• **Given problem**:
For the data below, report only the number of lines containing the string "члена".

• **Extracted material**:
::::::

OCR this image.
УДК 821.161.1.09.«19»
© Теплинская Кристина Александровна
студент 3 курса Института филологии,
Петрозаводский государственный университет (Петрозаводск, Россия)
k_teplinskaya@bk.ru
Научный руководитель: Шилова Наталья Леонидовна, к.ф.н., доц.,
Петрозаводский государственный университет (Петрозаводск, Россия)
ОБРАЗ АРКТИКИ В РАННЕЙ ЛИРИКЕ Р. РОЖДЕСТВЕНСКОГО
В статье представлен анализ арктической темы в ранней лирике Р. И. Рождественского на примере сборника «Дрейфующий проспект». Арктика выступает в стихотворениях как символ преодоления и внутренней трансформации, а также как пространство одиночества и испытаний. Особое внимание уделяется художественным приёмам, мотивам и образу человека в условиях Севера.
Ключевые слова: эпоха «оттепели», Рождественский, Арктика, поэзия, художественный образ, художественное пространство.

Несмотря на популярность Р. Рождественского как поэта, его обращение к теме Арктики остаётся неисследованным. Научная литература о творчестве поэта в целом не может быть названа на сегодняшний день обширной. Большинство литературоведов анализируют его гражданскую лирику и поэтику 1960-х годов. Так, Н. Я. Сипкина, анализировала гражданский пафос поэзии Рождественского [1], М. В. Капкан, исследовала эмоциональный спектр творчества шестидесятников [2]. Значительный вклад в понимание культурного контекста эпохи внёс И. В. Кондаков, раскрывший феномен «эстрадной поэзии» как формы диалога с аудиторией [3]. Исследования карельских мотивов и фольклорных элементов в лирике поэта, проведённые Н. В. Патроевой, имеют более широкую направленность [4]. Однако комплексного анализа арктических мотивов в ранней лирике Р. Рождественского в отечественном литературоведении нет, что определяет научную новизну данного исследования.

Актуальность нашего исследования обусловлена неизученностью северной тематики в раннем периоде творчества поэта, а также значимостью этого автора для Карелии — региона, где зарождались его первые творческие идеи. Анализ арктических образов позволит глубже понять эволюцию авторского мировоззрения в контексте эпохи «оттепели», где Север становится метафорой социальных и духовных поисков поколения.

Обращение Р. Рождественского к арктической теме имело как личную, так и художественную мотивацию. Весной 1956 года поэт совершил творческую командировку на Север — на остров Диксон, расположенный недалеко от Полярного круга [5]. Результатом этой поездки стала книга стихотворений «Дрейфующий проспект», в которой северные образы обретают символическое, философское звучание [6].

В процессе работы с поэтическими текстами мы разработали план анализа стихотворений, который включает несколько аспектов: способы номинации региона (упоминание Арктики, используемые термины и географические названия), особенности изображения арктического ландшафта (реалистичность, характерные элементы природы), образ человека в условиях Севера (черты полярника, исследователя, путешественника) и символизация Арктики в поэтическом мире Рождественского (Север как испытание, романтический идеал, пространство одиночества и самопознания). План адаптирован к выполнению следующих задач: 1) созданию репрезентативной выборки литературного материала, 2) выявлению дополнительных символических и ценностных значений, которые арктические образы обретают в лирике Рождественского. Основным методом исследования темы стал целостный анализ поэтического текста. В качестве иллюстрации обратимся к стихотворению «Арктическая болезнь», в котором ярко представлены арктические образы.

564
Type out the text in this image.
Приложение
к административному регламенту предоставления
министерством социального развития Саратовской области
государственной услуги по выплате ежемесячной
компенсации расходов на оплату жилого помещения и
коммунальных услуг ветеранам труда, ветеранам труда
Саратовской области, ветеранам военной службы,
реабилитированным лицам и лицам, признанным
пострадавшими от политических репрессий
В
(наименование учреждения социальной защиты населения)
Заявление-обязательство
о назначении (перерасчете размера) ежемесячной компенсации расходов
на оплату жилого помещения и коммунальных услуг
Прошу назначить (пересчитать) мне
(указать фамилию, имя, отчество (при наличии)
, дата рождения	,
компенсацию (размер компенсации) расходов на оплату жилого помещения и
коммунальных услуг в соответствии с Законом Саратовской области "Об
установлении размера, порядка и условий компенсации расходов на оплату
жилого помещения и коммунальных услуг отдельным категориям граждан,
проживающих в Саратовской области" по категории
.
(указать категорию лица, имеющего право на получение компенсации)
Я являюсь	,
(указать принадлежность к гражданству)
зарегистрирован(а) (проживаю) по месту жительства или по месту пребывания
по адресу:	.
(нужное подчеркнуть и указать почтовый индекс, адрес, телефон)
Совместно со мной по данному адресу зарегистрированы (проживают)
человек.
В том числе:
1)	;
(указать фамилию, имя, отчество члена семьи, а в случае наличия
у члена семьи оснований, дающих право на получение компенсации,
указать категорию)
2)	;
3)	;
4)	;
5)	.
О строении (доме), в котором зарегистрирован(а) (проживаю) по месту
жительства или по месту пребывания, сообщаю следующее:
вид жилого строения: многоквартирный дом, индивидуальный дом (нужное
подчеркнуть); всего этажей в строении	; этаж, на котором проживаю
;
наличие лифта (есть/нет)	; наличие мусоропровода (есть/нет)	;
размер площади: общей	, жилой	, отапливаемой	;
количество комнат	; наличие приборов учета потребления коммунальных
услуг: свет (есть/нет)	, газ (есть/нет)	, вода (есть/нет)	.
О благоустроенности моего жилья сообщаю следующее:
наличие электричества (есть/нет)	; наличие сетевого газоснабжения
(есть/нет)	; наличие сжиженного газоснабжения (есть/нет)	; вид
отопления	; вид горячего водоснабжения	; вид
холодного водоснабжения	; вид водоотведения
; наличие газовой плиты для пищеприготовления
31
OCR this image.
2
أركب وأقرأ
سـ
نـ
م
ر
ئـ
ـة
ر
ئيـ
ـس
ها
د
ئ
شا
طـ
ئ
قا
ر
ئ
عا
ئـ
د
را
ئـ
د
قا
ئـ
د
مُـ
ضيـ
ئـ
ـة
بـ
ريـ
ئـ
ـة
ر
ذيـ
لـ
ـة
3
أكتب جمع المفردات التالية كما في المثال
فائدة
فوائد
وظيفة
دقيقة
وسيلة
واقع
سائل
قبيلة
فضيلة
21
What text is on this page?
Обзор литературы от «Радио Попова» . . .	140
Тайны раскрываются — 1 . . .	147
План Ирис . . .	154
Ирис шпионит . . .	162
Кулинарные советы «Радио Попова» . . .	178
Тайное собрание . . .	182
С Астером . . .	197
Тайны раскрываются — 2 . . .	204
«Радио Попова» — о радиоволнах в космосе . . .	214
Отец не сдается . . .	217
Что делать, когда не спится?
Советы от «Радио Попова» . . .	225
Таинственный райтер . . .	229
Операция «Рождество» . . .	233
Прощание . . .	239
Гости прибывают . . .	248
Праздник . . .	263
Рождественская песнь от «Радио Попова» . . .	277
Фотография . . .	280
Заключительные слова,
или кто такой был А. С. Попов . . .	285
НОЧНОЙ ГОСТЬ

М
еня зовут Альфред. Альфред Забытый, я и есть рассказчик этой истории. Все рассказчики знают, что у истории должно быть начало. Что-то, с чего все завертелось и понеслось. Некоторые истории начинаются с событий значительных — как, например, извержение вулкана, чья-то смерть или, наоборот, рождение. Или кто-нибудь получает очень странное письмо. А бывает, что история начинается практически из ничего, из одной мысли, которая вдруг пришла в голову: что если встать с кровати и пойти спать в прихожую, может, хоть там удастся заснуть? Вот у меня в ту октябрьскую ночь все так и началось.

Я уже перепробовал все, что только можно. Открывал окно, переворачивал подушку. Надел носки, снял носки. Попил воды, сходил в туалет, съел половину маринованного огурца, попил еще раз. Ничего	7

::::::

• **Task output**:
2